ASSIGNMENT: Search the listing below for the word "GREEN" and return each line that contains it.

SUPPLIED RECORDS:
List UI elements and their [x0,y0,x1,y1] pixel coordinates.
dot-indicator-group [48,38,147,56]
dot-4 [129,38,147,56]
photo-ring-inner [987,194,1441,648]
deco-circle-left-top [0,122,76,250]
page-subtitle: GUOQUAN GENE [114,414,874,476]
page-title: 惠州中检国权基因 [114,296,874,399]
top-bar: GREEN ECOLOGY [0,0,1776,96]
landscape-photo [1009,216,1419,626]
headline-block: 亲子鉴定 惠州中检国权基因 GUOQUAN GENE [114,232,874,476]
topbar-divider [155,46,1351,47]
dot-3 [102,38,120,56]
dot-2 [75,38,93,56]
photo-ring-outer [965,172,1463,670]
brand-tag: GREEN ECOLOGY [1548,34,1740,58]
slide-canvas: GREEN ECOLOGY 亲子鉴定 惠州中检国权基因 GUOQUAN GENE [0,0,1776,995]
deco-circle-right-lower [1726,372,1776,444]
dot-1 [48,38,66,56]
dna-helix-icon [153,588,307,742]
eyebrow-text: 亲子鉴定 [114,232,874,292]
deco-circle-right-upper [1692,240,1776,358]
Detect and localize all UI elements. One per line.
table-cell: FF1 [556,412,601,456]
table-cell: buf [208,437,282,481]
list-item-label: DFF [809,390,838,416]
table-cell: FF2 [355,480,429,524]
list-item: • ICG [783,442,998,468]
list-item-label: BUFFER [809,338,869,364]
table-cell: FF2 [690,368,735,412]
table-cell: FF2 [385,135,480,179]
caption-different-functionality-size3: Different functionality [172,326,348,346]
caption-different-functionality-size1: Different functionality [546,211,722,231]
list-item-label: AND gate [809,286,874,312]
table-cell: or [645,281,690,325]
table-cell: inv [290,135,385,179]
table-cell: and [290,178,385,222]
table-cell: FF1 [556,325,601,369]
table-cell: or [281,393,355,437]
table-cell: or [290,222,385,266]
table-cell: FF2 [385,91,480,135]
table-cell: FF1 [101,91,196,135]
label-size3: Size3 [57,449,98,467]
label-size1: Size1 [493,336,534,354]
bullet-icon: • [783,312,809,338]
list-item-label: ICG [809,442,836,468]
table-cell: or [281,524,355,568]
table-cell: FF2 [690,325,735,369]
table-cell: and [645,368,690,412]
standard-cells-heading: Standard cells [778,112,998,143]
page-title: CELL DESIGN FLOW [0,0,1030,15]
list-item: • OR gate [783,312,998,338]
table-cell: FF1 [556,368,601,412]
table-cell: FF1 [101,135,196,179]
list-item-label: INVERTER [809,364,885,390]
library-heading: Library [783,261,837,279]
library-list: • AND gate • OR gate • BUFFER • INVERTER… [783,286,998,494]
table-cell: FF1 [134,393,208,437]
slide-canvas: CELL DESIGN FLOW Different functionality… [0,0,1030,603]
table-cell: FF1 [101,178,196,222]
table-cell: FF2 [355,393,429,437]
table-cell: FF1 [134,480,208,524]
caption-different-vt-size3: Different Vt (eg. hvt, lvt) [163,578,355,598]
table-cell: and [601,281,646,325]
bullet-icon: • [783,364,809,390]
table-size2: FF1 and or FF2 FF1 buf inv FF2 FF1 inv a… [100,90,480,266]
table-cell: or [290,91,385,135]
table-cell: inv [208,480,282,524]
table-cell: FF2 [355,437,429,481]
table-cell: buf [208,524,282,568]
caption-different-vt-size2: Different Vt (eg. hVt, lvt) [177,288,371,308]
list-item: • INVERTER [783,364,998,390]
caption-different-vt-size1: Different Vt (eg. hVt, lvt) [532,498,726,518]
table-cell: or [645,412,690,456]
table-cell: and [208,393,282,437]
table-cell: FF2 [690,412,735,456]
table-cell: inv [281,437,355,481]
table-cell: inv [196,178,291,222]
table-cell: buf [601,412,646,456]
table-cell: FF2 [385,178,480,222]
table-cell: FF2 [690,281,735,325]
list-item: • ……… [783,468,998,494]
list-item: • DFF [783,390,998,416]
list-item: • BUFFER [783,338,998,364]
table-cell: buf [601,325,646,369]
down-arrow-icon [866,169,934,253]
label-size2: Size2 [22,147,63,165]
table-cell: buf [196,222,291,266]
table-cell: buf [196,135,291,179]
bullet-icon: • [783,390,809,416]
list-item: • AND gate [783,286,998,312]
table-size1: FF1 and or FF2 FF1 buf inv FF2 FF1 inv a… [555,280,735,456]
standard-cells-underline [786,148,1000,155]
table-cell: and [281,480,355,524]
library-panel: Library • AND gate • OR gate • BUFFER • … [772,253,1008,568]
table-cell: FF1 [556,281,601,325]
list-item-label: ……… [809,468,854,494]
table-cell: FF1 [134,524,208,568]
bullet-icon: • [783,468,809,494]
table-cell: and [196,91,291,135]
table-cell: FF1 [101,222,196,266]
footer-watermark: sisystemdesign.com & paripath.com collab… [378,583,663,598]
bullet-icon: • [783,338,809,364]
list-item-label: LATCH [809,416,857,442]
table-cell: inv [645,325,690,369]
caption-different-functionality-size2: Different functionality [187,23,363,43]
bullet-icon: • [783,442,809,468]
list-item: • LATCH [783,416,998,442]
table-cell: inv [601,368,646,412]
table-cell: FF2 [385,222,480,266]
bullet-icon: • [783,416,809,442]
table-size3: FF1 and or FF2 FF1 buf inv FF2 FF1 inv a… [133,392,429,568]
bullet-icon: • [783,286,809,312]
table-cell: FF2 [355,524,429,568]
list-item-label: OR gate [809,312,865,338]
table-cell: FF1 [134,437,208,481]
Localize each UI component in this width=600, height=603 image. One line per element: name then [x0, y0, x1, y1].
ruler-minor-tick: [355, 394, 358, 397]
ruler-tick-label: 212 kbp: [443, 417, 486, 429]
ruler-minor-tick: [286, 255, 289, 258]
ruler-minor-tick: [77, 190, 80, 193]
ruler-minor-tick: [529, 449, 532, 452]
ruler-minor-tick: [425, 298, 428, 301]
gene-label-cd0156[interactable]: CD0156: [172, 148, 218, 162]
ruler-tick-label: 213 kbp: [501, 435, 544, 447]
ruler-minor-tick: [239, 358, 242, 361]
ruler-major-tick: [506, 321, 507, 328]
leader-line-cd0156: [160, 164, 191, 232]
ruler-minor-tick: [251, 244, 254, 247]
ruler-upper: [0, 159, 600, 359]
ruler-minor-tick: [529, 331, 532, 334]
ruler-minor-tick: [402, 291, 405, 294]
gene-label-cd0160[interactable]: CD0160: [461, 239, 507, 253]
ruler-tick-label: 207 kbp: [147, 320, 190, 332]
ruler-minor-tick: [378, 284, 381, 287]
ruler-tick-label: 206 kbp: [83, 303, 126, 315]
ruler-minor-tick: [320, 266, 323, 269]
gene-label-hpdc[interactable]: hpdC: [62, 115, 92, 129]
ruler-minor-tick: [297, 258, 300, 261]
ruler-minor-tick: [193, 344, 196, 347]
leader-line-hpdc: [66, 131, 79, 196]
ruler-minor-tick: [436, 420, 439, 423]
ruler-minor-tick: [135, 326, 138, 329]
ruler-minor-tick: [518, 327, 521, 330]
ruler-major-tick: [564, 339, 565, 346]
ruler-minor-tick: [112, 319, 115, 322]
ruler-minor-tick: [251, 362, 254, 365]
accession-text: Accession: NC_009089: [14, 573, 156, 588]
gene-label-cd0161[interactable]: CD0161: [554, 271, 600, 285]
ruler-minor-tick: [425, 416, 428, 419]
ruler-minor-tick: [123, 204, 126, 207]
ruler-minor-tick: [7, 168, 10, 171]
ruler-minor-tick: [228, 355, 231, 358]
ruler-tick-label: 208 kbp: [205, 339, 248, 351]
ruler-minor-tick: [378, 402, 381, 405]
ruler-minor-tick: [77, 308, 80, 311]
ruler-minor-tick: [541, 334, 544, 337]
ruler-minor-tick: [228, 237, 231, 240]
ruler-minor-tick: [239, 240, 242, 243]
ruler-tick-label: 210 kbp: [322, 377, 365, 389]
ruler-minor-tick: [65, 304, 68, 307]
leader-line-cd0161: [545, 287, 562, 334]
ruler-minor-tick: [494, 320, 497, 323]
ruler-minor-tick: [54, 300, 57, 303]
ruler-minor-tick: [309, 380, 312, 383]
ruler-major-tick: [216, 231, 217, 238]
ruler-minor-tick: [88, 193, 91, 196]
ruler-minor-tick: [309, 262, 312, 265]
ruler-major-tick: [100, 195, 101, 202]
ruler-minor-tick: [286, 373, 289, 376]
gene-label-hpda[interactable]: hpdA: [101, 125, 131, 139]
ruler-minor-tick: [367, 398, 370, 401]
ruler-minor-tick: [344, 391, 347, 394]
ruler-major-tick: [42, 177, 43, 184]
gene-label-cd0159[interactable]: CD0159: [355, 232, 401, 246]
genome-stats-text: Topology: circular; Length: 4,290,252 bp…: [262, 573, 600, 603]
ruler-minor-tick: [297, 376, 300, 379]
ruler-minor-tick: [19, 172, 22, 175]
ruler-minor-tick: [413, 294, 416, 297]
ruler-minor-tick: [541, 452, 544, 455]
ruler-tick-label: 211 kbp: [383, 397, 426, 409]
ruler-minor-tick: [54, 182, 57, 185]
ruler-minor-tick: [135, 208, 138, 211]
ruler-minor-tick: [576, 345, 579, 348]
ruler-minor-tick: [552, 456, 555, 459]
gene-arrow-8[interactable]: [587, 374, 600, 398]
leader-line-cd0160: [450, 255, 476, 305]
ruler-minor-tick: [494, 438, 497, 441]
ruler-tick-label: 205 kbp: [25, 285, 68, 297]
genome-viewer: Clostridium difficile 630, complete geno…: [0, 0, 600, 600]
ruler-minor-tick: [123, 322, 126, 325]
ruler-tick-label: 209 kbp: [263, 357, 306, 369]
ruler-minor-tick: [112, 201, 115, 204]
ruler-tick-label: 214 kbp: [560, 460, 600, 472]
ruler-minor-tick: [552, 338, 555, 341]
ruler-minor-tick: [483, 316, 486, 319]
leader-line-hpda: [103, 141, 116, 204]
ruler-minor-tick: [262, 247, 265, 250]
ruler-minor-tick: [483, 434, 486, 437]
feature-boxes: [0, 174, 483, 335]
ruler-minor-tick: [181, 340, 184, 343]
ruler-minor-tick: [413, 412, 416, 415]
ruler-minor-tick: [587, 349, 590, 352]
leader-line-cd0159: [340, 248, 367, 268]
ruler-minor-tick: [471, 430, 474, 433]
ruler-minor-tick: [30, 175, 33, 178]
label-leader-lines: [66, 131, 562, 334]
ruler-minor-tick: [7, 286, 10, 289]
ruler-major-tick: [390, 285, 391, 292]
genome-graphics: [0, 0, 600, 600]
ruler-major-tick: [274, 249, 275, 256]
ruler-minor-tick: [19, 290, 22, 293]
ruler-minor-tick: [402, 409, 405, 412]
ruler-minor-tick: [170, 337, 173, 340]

RESPONSE AREA:
top-bar: GREEN ECOLOGY [0,0,1776,96]
brand-tag: GREEN ECOLOGY [1548,34,1740,58]
slide-canvas: GREEN ECOLOGY 亲子鉴定 惠州中检国权基因 GUOQUAN GENE [0,0,1776,995]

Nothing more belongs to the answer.